### Given records

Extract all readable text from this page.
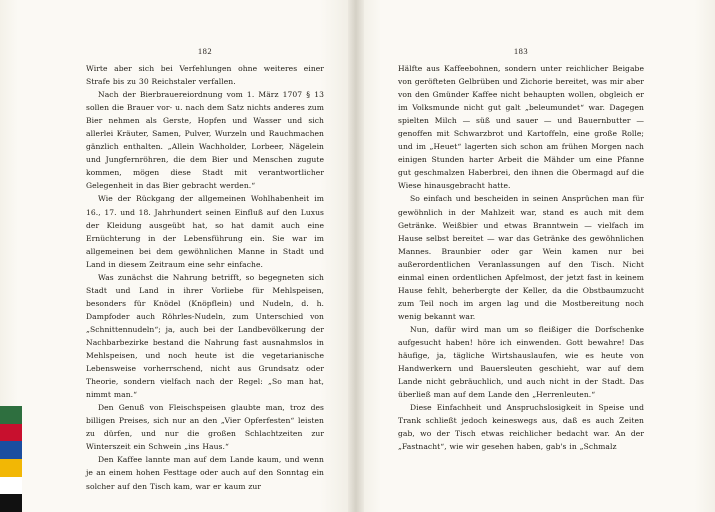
182	183

Wirte aber sich bei Verfehlungen ohne weiteres einer Strafe bis zu 30 Reichstaler verfallen.

Nach der Bierbrauereiordnung vom 1. März 1707 § 13 sollen die Brauer vor- u. nach dem Satz nichts anderes zum Bier nehmen als Gerste, Hopfen und Wasser und sich allerlei Kräuter, Samen, Pulver, Wurzeln und Rauchmachen gänzlich enthalten. „Allein Wachholder, Lorbeer, Nägelein und Jungfernröhren, die dem Bier und Menschen zugute kommen, mögen diese Stadt mit verantwortlicher Gelegenheit in das Bier gebracht werden.“

Wie der Rückgang der allgemeinen Wohlhabenheit im 16., 17. und 18. Jahrhundert seinen Einfluß auf den Luxus der Kleidung ausgeübt hat, so hat damit auch eine Ernüchterung in der Lebensführung ein. Sie war im allgemeinen bei dem gewöhnlichen Manne in Stadt und Land in diesem Zeitraum eine sehr einfache.

Was zunächst die Nahrung betrifft, so begegneten sich Stadt und Land in ihrer Vorliebe für Mehlspeisen, besonders für Knödel (Knöpflein) und Nudeln, d. h. Dampfoder auch Röhrles-Nudeln, zum Unterschied von „Schnittennudeln“; ja, auch bei der Landbevölkerung der Nachbarbezirke bestand die Nahrung fast ausnahmslos in Mehlspeisen, und noch heute ist die vegetarianische Lebensweise vorherrschend, nicht aus Grundsatz oder Theorie, sondern vielfach nach der Regel: „So man hat, nimmt man.“

Den Genuß von Fleischspeisen glaubte man, troz des billigen Preises, sich nur an den „Vier Opferfesten“ leisten zu dürfen, und nur die großen Schlachtzeiten zur Winterszeit ein Schwein „ins Haus.“

Den Kaffee lannte man auf dem Lande kaum, und wenn je an einem hohen Festtage oder auch auf den Sonntag ein solcher auf den Tisch kam, war er kaum zur

Hälfte aus Kaffeebohnen, sondern unter reichlicher Beigabe von geröfteten Gelbrüben und Zichorie bereitet, was mir aber von den Gmünder Kaffee nicht behaupten wollen, obgleich er im Volksmunde nicht gut galt „beleumundet“ war. Dagegen spielten Milch — süß und sauer — und Bauernbutter — genoffen mit Schwarzbrot und Kartoffeln, eine große Rolle; und im „Heuet“ lagerten sich schon am frühen Morgen nach einigen Stunden harter Arbeit die Mähder um eine Pfanne gut geschmalzen Haberbrei, den ihnen die Obermagd auf die Wiese hinausgebracht hatte.

So einfach und bescheiden in seinen Ansprüchen man für gewöhnlich in der Mahlzeit war, stand es auch mit dem Getränke. Weißbier und etwas Branntwein — vielfach im Hause selbst bereitet — war das Getränke des gewöhnlichen Mannes. Braunbier oder gar Wein kamen nur bei außerordentlichen Veranlassungen auf den Tisch. Nicht einmal einen ordentlichen Apfelmost, der jetzt fast in keinem Hause fehlt, beherbergte der Keller, da die Obstbaumzucht zum Teil noch im argen lag und die Mostbereitung noch wenig bekannt war.

Nun, dafür wird man um so fleißiger die Dorfschenke aufgesucht haben! höre ich einwenden. Gott bewahre! Das häufige, ja, tägliche Wirtshauslaufen, wie es heute von Handwerkern und Bauersleuten geschieht, war auf dem Lande nicht gebräuchlich, und auch nicht in der Stadt. Das überließ man auf dem Lande den „Herrenleuten.“

Diese Einfachheit und Anspruchslosigkeit in Speise und Trank schließt jedoch keineswegs aus, daß es auch Zeiten gab, wo der Tisch etwas reichlicher bedacht war. An der „Fastnacht“, wie wir gesehen haben, gab's in „Schmalz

######

**What you will do:**
Copy out all the data without changing anything, and drop the pictures.

**Written reply:**
Extract all readable text from this page.
182	183

Wirte aber sich bei Verfehlungen ohne weiteres einer Strafe bis zu 30 Reichstaler verfallen.

Nach der Bierbrauereiordnung vom 1. März 1707 § 13 sollen die Brauer vor- u. nach dem Satz nichts anderes zum Bier nehmen als Gerste, Hopfen und Wasser und sich allerlei Kräuter, Samen, Pulver, Wurzeln und Rauchmachen gänzlich enthalten. „Allein Wachholder, Lorbeer, Nägelein und Jungfernröhren, die dem Bier und Menschen zugute kommen, mögen diese Stadt mit verantwortlicher Gelegenheit in das Bier gebracht werden.“

Wie der Rückgang der allgemeinen Wohlhabenheit im 16., 17. und 18. Jahrhundert seinen Einfluß auf den Luxus der Kleidung ausgeübt hat, so hat damit auch eine Ernüchterung in der Lebensführung ein. Sie war im allgemeinen bei dem gewöhnlichen Manne in Stadt und Land in diesem Zeitraum eine sehr einfache.

Was zunächst die Nahrung betrifft, so begegneten sich Stadt und Land in ihrer Vorliebe für Mehlspeisen, besonders für Knödel (Knöpflein) und Nudeln, d. h. Dampfoder auch Röhrles-Nudeln, zum Unterschied von „Schnittennudeln“; ja, auch bei der Landbevölkerung der Nachbarbezirke bestand die Nahrung fast ausnahmslos in Mehlspeisen, und noch heute ist die vegetarianische Lebensweise vorherrschend, nicht aus Grundsatz oder Theorie, sondern vielfach nach der Regel: „So man hat, nimmt man.“

Den Genuß von Fleischspeisen glaubte man, troz des billigen Preises, sich nur an den „Vier Opferfesten“ leisten zu dürfen, und nur die großen Schlachtzeiten zur Winterszeit ein Schwein „ins Haus.“

Den Kaffee lannte man auf dem Lande kaum, und wenn je an einem hohen Festtage oder auch auf den Sonntag ein solcher auf den Tisch kam, war er kaum zur

Hälfte aus Kaffeebohnen, sondern unter reichlicher Beigabe von geröfteten Gelbrüben und Zichorie bereitet, was mir aber von den Gmünder Kaffee nicht behaupten wollen, obgleich er im Volksmunde nicht gut galt „beleumundet“ war. Dagegen spielten Milch — süß und sauer — und Bauernbutter — genoffen mit Schwarzbrot und Kartoffeln, eine große Rolle; und im „Heuet“ lagerten sich schon am frühen Morgen nach einigen Stunden harter Arbeit die Mähder um eine Pfanne gut geschmalzen Haberbrei, den ihnen die Obermagd auf die Wiese hinausgebracht hatte.

So einfach und bescheiden in seinen Ansprüchen man für gewöhnlich in der Mahlzeit war, stand es auch mit dem Getränke. Weißbier und etwas Branntwein — vielfach im Hause selbst bereitet — war das Getränke des gewöhnlichen Mannes. Braunbier oder gar Wein kamen nur bei außerordentlichen Veranlassungen auf den Tisch. Nicht einmal einen ordentlichen Apfelmost, der jetzt fast in keinem Hause fehlt, beherbergte der Keller, da die Obstbaumzucht zum Teil noch im argen lag und die Mostbereitung noch wenig bekannt war.

Nun, dafür wird man um so fleißiger die Dorfschenke aufgesucht haben! höre ich einwenden. Gott bewahre! Das häufige, ja, tägliche Wirtshauslaufen, wie es heute von Handwerkern und Bauersleuten geschieht, war auf dem Lande nicht gebräuchlich, und auch nicht in der Stadt. Das überließ man auf dem Lande den „Herrenleuten.“

Diese Einfachheit und Anspruchslosigkeit in Speise und Trank schließt jedoch keineswegs aus, daß es auch Zeiten gab, wo der Tisch etwas reichlicher bedacht war. An der „Fastnacht“, wie wir gesehen haben, gab's in „Schmalz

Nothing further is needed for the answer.